TASK BRIEF: Please state how many lines in the records contain the string "сегодня", with no words besides the number.
───── PROVIDED RECORDS ─────
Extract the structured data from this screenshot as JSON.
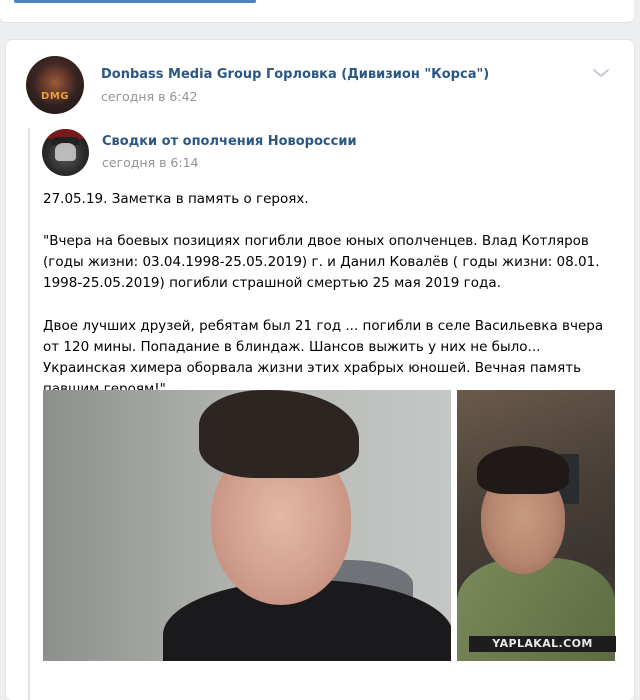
{
  "post": {
    "author": "Donbass Media Group Горловка (Дивизион \"Корса\")",
    "date": "сегодня в 6:42",
    "avatar_logo_text": "DMG"
  },
  "repost": {
    "author": "Сводки от ополчения Новороссии",
    "date": "сегодня в 6:14",
    "text_lines": [
      "27.05.19. Заметка в память о героях.",
      "\"Вчера на боевых позициях погибли двое юных ополченцев. Влад Котляров (годы жизни: 03.04.1998-25.05.2019) г. и Данил Ковалёв ( годы жизни: 08.01. 1998-25.05.2019) погибли страшной смертью 25 мая 2019 года.",
      "Двое лучших друзей, ребятам был 21 год ... погибли в селе Васильевка вчера от 120 мины. Попадание в блиндаж. Шансов выжить у них не было... Украинская химера оборвала жизни этих храбрых юношей. Вечная память павшим героям!\""
    ]
  },
  "watermark": "YAPLAKAL.COM",
  "colors": {
    "link": "#2a5885",
    "muted": "#939393",
    "page_bg": "#edeef0",
    "accent_bar": "#5181b8"
  },
  "icons": {
    "menu": "chevron-down-icon"
  }
}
─────
RESPONSE TO THIS TASK: 2